(Task description): Report how many lines below contain the word "link". Give only the number.

(Records for this task):
— Begin —

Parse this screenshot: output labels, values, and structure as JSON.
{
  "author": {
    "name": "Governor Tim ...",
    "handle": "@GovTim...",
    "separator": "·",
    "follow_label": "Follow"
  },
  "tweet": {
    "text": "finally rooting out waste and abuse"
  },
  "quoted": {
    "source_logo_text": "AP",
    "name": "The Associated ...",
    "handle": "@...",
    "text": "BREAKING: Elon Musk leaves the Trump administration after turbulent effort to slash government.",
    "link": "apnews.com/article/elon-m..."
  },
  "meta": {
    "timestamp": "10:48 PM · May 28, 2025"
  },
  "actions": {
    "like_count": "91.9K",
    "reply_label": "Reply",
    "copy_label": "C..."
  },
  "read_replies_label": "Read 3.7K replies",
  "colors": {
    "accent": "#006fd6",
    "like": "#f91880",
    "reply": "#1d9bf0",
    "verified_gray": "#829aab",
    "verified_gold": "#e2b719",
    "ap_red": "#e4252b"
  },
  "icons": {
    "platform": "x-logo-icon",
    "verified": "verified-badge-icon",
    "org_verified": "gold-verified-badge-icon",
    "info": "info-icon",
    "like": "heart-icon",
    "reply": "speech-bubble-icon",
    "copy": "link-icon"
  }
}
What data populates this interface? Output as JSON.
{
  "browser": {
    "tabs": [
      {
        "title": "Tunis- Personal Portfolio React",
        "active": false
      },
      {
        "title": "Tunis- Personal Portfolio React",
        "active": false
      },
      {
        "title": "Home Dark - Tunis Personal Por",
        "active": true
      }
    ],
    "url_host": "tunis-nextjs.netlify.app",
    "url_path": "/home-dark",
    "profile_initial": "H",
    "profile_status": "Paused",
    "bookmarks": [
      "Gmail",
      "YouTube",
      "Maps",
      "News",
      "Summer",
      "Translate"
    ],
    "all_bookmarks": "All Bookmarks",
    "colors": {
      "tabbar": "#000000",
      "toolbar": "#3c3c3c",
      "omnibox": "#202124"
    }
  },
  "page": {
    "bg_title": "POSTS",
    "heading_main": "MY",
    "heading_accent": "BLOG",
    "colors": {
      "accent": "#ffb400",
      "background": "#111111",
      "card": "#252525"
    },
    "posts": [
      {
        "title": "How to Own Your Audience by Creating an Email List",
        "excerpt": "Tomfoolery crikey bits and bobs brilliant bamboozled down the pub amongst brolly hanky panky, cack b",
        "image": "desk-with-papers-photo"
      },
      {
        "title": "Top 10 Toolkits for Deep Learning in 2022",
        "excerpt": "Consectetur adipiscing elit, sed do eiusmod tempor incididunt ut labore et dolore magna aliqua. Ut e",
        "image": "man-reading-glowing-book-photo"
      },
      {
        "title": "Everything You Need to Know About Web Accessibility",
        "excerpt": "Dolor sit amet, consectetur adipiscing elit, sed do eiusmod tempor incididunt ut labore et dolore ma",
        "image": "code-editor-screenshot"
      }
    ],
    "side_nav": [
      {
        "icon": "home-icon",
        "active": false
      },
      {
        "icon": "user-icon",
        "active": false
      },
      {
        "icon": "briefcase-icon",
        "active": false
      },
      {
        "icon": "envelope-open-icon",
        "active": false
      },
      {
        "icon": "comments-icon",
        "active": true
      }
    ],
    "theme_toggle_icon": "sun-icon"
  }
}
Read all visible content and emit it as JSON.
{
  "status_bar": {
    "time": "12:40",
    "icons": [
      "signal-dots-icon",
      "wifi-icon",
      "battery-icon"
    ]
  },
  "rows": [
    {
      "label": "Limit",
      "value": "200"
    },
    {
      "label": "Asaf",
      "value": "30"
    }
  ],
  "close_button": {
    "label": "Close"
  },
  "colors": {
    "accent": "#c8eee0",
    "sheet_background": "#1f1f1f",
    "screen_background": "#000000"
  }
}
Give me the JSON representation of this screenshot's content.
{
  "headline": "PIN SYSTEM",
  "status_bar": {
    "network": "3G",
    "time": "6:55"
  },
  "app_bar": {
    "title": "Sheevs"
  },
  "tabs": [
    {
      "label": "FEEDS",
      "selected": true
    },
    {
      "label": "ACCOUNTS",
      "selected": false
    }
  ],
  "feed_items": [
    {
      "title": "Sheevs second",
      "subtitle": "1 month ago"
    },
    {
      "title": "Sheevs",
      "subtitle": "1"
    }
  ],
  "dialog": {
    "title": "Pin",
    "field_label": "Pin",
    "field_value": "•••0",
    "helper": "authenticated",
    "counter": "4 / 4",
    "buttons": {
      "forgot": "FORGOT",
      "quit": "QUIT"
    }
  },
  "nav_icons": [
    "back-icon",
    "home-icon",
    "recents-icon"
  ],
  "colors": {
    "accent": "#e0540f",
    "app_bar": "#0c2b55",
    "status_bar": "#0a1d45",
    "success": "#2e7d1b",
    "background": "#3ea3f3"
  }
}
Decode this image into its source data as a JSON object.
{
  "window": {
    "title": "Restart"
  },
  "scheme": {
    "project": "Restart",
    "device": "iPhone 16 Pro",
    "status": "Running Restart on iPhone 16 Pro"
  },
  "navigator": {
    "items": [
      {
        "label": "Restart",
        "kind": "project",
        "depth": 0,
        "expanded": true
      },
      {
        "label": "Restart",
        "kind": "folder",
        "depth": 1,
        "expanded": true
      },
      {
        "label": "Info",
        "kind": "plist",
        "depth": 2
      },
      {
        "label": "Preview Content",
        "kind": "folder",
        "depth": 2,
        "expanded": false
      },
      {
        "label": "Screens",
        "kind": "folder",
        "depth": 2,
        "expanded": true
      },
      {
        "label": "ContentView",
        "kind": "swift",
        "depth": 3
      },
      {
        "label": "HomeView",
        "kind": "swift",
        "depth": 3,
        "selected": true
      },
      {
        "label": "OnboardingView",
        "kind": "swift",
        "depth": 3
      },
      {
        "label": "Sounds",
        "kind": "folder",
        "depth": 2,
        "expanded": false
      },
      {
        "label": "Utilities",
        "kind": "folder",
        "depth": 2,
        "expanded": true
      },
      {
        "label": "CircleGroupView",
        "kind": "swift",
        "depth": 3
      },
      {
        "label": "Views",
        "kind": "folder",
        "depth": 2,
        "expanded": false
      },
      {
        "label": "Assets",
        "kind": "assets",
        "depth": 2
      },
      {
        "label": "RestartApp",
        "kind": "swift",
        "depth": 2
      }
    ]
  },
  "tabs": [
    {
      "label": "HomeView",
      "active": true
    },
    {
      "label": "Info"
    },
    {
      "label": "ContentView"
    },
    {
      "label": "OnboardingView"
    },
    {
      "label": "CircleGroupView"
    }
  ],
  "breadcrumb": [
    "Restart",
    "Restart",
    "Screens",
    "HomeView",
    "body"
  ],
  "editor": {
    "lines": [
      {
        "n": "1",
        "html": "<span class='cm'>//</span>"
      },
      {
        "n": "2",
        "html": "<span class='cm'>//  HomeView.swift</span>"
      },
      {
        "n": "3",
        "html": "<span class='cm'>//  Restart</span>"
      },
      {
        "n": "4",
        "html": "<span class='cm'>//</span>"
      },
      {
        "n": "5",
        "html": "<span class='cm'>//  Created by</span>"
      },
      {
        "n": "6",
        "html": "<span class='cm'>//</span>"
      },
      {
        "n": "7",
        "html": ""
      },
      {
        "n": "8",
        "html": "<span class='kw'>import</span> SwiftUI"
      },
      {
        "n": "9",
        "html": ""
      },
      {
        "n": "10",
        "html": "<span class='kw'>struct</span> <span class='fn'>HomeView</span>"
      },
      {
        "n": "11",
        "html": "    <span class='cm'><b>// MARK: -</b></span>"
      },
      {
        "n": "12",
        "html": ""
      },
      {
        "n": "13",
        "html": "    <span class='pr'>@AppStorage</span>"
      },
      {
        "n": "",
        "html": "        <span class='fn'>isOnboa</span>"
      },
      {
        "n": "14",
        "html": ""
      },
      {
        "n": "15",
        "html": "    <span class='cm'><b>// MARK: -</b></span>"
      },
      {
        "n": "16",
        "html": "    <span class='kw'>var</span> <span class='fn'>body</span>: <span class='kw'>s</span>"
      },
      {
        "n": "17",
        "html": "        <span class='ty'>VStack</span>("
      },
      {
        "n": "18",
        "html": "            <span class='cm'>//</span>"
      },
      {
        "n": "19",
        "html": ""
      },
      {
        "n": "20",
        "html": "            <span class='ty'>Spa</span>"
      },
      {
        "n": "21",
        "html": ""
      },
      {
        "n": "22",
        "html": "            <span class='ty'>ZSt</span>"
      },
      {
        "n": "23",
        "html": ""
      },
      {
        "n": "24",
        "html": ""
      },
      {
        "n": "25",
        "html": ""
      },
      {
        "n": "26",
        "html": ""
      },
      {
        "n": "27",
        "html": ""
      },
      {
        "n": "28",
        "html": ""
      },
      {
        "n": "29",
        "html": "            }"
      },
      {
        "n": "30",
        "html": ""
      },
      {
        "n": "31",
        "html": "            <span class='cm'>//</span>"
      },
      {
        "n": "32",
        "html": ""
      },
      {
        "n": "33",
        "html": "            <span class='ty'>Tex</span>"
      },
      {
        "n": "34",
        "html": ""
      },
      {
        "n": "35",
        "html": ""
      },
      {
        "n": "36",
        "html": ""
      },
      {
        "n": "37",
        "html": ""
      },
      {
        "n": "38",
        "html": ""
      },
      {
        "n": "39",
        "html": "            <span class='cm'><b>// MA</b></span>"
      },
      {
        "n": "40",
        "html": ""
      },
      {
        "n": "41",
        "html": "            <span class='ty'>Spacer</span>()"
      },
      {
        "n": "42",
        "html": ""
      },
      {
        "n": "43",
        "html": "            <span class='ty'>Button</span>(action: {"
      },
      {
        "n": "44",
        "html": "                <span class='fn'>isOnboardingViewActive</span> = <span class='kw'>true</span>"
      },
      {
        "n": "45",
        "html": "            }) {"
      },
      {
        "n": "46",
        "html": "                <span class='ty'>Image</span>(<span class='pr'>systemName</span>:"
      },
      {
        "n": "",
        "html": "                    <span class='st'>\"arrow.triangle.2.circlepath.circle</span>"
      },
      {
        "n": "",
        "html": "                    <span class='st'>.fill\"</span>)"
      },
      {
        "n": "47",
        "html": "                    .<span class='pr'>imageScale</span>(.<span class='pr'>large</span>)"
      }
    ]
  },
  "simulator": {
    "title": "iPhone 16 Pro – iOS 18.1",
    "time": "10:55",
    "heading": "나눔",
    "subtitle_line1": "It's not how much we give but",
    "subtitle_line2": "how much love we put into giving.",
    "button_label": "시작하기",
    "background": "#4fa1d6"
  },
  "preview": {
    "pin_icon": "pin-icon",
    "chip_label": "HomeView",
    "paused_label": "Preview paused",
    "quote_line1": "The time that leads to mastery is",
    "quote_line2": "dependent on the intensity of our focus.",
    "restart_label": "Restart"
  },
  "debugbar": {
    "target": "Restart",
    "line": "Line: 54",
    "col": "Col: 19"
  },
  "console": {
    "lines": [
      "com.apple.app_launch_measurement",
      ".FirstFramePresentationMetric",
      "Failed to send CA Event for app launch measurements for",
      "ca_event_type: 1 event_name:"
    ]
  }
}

— End —

(Written response): 2